▶ _Goal of the exercise_:
In this exercise, print only the lines from the line with "Read all visible content and emit it as JSON." to the last line of the data below, inclusive. Any pictures should be left out.
** BEGIN Extracted information **
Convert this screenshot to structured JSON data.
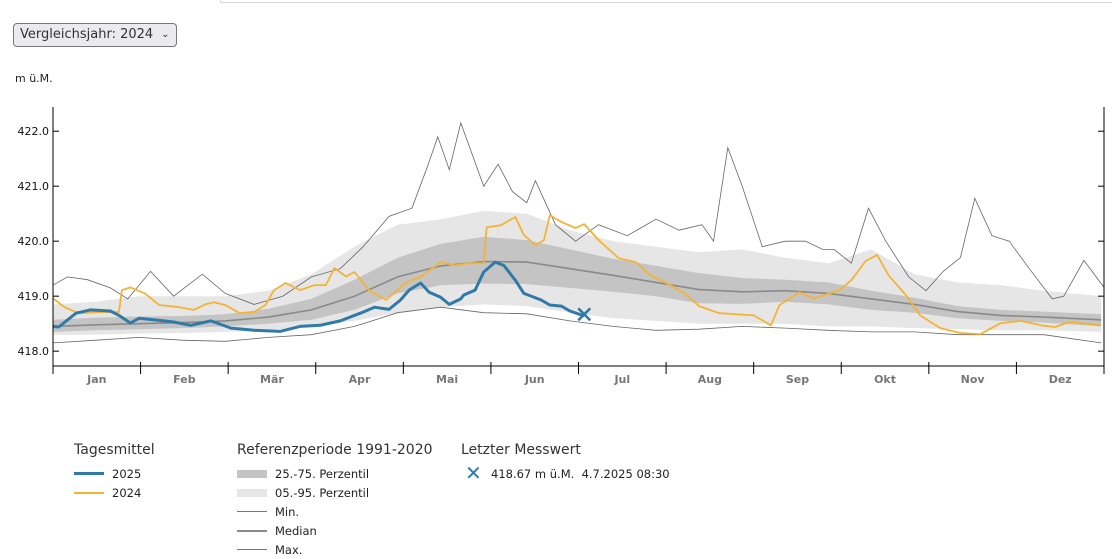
{
  "selector": {
    "label": "Vergleichsjahr: 2024",
    "icon": "chevron-down-icon"
  },
  "chart_data": {
    "type": "line",
    "ylabel": "m ü.M.",
    "ylim": [
      417.73,
      422.44
    ],
    "yticks": [
      "418.0",
      "419.0",
      "420.0",
      "421.0",
      "422.0"
    ],
    "xlim": [
      0,
      366
    ],
    "months": [
      "Jan",
      "Feb",
      "Mär",
      "Apr",
      "Mai",
      "Jun",
      "Jul",
      "Aug",
      "Sep",
      "Okt",
      "Nov",
      "Dez"
    ],
    "grid": false,
    "colors": {
      "y2025": "#2f7aa6",
      "y2024": "#f5b335",
      "p25_75": "#c4c4c4",
      "p05_95": "#e6e6e6",
      "median": "#8a8a8a",
      "minmax": "#666666"
    },
    "reference": {
      "days": [
        0,
        15,
        30,
        45,
        60,
        75,
        90,
        105,
        120,
        135,
        150,
        165,
        180,
        195,
        210,
        225,
        240,
        255,
        270,
        285,
        300,
        315,
        330,
        345,
        365
      ],
      "median": [
        418.45,
        418.48,
        418.5,
        418.52,
        418.55,
        418.62,
        418.75,
        419.0,
        419.35,
        419.55,
        419.63,
        419.62,
        419.5,
        419.38,
        419.25,
        419.12,
        419.08,
        419.1,
        419.05,
        418.95,
        418.85,
        418.72,
        418.65,
        418.62,
        418.57
      ],
      "p25": [
        418.35,
        418.38,
        418.4,
        418.42,
        418.45,
        418.5,
        418.57,
        418.75,
        419.05,
        419.2,
        419.23,
        419.22,
        419.15,
        419.08,
        419.0,
        418.87,
        418.86,
        418.9,
        418.85,
        418.75,
        418.7,
        418.6,
        418.55,
        418.52,
        418.45
      ],
      "p75": [
        418.57,
        418.61,
        418.63,
        418.64,
        418.67,
        418.77,
        418.95,
        419.3,
        419.7,
        419.95,
        420.08,
        420.02,
        419.85,
        419.68,
        419.55,
        419.42,
        419.33,
        419.3,
        419.25,
        419.1,
        418.97,
        418.82,
        418.75,
        418.72,
        418.67
      ],
      "p05": [
        418.3,
        418.3,
        418.32,
        418.33,
        418.35,
        418.38,
        418.45,
        418.55,
        418.7,
        418.8,
        418.85,
        418.82,
        418.7,
        418.6,
        418.55,
        418.5,
        418.5,
        418.5,
        418.45,
        418.45,
        418.42,
        418.4,
        418.38,
        418.38,
        418.35
      ],
      "p95": [
        418.85,
        418.9,
        419.0,
        419.0,
        419.0,
        419.1,
        419.4,
        419.9,
        420.3,
        420.4,
        420.55,
        420.5,
        420.2,
        420.0,
        419.9,
        419.8,
        419.85,
        419.7,
        419.6,
        419.85,
        419.4,
        419.25,
        419.2,
        419.1,
        419.0
      ],
      "min": [
        418.15,
        418.2,
        418.25,
        418.2,
        418.18,
        418.25,
        418.3,
        418.45,
        418.7,
        418.8,
        418.7,
        418.68,
        418.55,
        418.45,
        418.38,
        418.4,
        418.45,
        418.42,
        418.38,
        418.35,
        418.35,
        418.3,
        418.3,
        418.3,
        418.15
      ],
      "max_days": [
        0,
        5,
        12,
        20,
        26,
        34,
        42,
        52,
        60,
        70,
        80,
        90,
        100,
        108,
        117,
        125,
        130,
        134,
        138,
        142,
        150,
        155,
        160,
        165,
        168,
        175,
        182,
        190,
        200,
        210,
        218,
        226,
        230,
        235,
        240,
        247,
        255,
        262,
        268,
        272,
        278,
        284,
        290,
        298,
        304,
        310,
        316,
        321,
        327,
        333,
        340,
        348,
        352,
        359,
        366
      ],
      "max": [
        419.2,
        419.35,
        419.3,
        419.15,
        418.95,
        419.45,
        419.0,
        419.4,
        419.05,
        418.85,
        419.0,
        419.35,
        419.5,
        419.9,
        420.45,
        420.6,
        421.3,
        421.9,
        421.3,
        422.15,
        421.0,
        421.4,
        420.9,
        420.7,
        421.1,
        420.3,
        420.0,
        420.3,
        420.1,
        420.4,
        420.2,
        420.3,
        420.0,
        421.7,
        421.0,
        419.9,
        420.0,
        420.0,
        419.85,
        419.85,
        419.6,
        420.6,
        420.0,
        419.35,
        419.1,
        419.45,
        419.7,
        420.78,
        420.1,
        420.0,
        419.5,
        418.95,
        419.0,
        419.65,
        419.16
      ]
    },
    "series": [
      {
        "name": "2025",
        "days": [
          0,
          2,
          8,
          13,
          20,
          23,
          27,
          30,
          37,
          42,
          48,
          55,
          62,
          70,
          79,
          86,
          93,
          100,
          107,
          112,
          117,
          121,
          124,
          128,
          131,
          135,
          138,
          142,
          143,
          147,
          150,
          154,
          157,
          161,
          164,
          170,
          173,
          177,
          180,
          185
        ],
        "values": [
          418.45,
          418.44,
          418.69,
          418.75,
          418.73,
          418.65,
          418.51,
          418.6,
          418.56,
          418.53,
          418.47,
          418.55,
          418.42,
          418.38,
          418.36,
          418.45,
          418.47,
          418.55,
          418.69,
          418.8,
          418.76,
          418.93,
          419.11,
          419.24,
          419.07,
          418.98,
          418.85,
          418.95,
          419.02,
          419.11,
          419.44,
          419.62,
          419.56,
          419.29,
          419.05,
          418.93,
          418.84,
          418.82,
          418.73,
          418.64
        ]
      },
      {
        "name": "2024",
        "days": [
          0,
          4,
          9,
          16,
          23,
          24,
          27,
          32,
          37,
          44,
          49,
          53,
          56,
          60,
          65,
          70,
          74,
          77,
          81,
          86,
          91,
          95,
          98,
          102,
          105,
          110,
          116,
          119,
          123,
          128,
          135,
          140,
          145,
          150,
          151,
          156,
          161,
          164,
          168,
          171,
          173,
          177,
          182,
          185,
          190,
          197,
          203,
          208,
          215,
          220,
          225,
          232,
          244,
          250,
          253,
          260,
          265,
          274,
          278,
          283,
          287,
          291,
          297,
          302,
          309,
          316,
          323,
          330,
          337,
          344,
          349,
          354,
          365
        ],
        "values": [
          418.96,
          418.8,
          418.69,
          418.71,
          418.71,
          419.11,
          419.16,
          419.05,
          418.84,
          418.8,
          418.75,
          418.85,
          418.89,
          418.84,
          418.69,
          418.71,
          418.84,
          419.11,
          419.24,
          419.11,
          419.2,
          419.2,
          419.51,
          419.36,
          419.44,
          419.11,
          418.93,
          419.07,
          419.25,
          419.35,
          419.62,
          419.56,
          419.6,
          419.6,
          420.25,
          420.29,
          420.44,
          420.11,
          419.93,
          420.02,
          420.47,
          420.35,
          420.24,
          420.31,
          420.02,
          419.69,
          419.62,
          419.38,
          419.2,
          419.05,
          418.82,
          418.69,
          418.65,
          418.47,
          418.84,
          419.07,
          418.96,
          419.11,
          419.29,
          419.64,
          419.75,
          419.38,
          419.02,
          418.65,
          418.42,
          418.33,
          418.31,
          418.51,
          418.55,
          418.47,
          418.44,
          418.53,
          418.47
        ]
      }
    ],
    "last_value": {
      "day": 185,
      "value": 418.67
    }
  },
  "legend": {
    "daily": {
      "title": "Tagesmittel",
      "items": [
        "2025",
        "2024"
      ]
    },
    "reference": {
      "title": "Referenzperiode 1991-2020",
      "items": [
        "25.-75. Perzentil",
        "05.-95. Perzentil",
        "Min.",
        "Median",
        "Max."
      ]
    },
    "last": {
      "title": "Letzter Messwert",
      "text": "418.67 m ü.M.  4.7.2025 08:30",
      "icon": "x-mark-icon"
    }
  }
}
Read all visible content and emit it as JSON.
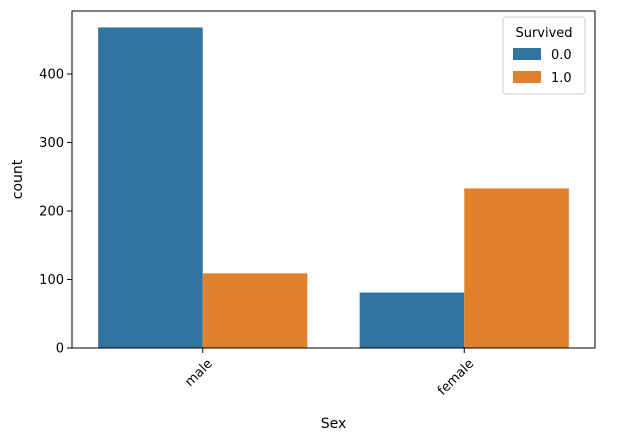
{
  "chart_data": {
    "type": "bar",
    "categories": [
      "male",
      "female"
    ],
    "series": [
      {
        "name": "0.0",
        "values": [
          468,
          81
        ],
        "color": "#3274a1"
      },
      {
        "name": "1.0",
        "values": [
          109,
          233
        ],
        "color": "#e1812c"
      }
    ],
    "xlabel": "Sex",
    "ylabel": "count",
    "ylim": [
      0,
      492
    ],
    "yticks": [
      0,
      100,
      200,
      300,
      400
    ],
    "legend": {
      "title": "Survived",
      "position": "top-right"
    },
    "xtick_rotation": 45,
    "grid": false
  }
}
** END Extracted information **
▶ _Reply to the exercise_:
Read all visible content and emit it as JSON.
{
  "chart_data": {
    "type": "bar",
    "categories": [
      "male",
      "female"
    ],
    "series": [
      {
        "name": "0.0",
        "values": [
          468,
          81
        ],
        "color": "#3274a1"
      },
      {
        "name": "1.0",
        "values": [
          109,
          233
        ],
        "color": "#e1812c"
      }
    ],
    "xlabel": "Sex",
    "ylabel": "count",
    "ylim": [
      0,
      492
    ],
    "yticks": [
      0,
      100,
      200,
      300,
      400
    ],
    "legend": {
      "title": "Survived",
      "position": "top-right"
    },
    "xtick_rotation": 45,
    "grid": false
  }
}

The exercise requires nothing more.